» **Do this**
Filter the entries below, keeping every line that has the word "with".

Begin Data provided

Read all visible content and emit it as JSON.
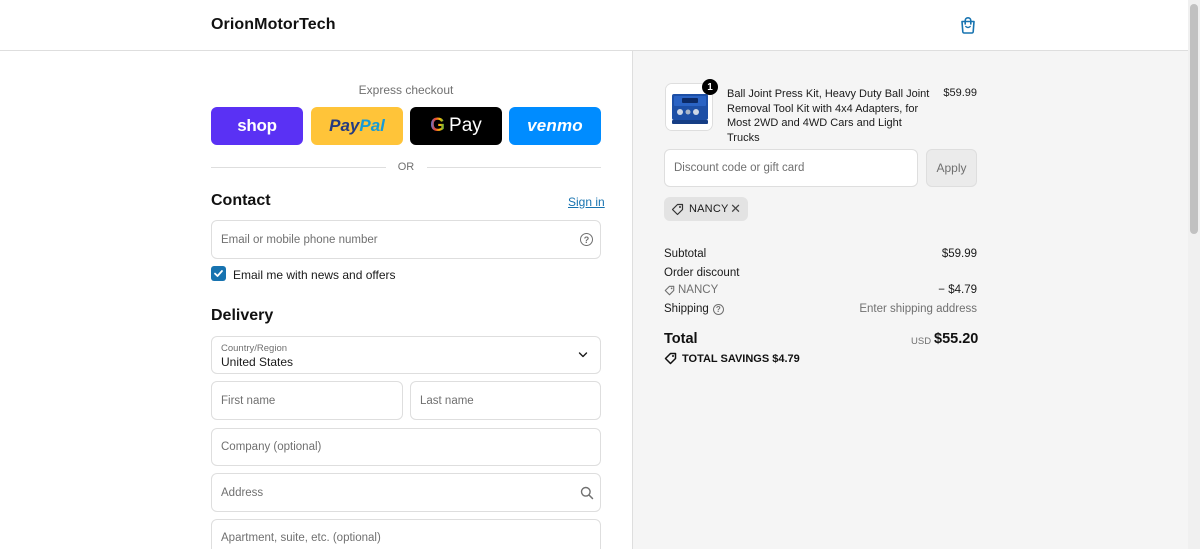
{
  "header": {
    "brand": "OrionMotorTech",
    "cart_icon": "shopping-bag-icon"
  },
  "express": {
    "label": "Express checkout",
    "buttons": {
      "shop": "shop",
      "paypal_1": "Pay",
      "paypal_2": "Pal",
      "gpay_g": "G",
      "gpay": "Pay",
      "venmo": "venmo"
    },
    "or": "OR"
  },
  "contact": {
    "title": "Contact",
    "sign_in": "Sign in",
    "email_placeholder": "Email or mobile phone number",
    "newsletter_label": "Email me with news and offers",
    "newsletter_checked": true
  },
  "delivery": {
    "title": "Delivery",
    "country_label": "Country/Region",
    "country_value": "United States",
    "first_name_placeholder": "First name",
    "last_name_placeholder": "Last name",
    "company_placeholder": "Company (optional)",
    "address_placeholder": "Address",
    "apartment_placeholder": "Apartment, suite, etc. (optional)"
  },
  "summary": {
    "product": {
      "name": "Ball Joint Press Kit, Heavy Duty Ball Joint Removal Tool Kit with 4x4 Adapters, for Most 2WD and 4WD Cars and Light Trucks",
      "price": "$59.99",
      "quantity": "1"
    },
    "discount_placeholder": "Discount code or gift card",
    "apply_label": "Apply",
    "applied_code": "NANCY",
    "subtotal_label": "Subtotal",
    "subtotal_value": "$59.99",
    "order_discount_label": "Order discount",
    "discount_code": "NANCY",
    "discount_value": "− $4.79",
    "shipping_label": "Shipping",
    "shipping_value": "Enter shipping address",
    "total_label": "Total",
    "total_currency": "USD",
    "total_value": "$55.20",
    "savings_label": "TOTAL SAVINGS $4.79"
  },
  "colors": {
    "accent": "#1773b0",
    "shop": "#5a31f4",
    "paypal": "#ffc439",
    "venmo": "#008cff",
    "panel_bg": "#f5f5f5"
  }
}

End Data provided

» **Solution for this exercise**
    "newsletter_label": "Email me with news and offers",
      "name": "Ball Joint Press Kit, Heavy Duty Ball Joint Removal Tool Kit with 4x4 Adapters, for Most 2WD and 4WD Cars and Light Trucks",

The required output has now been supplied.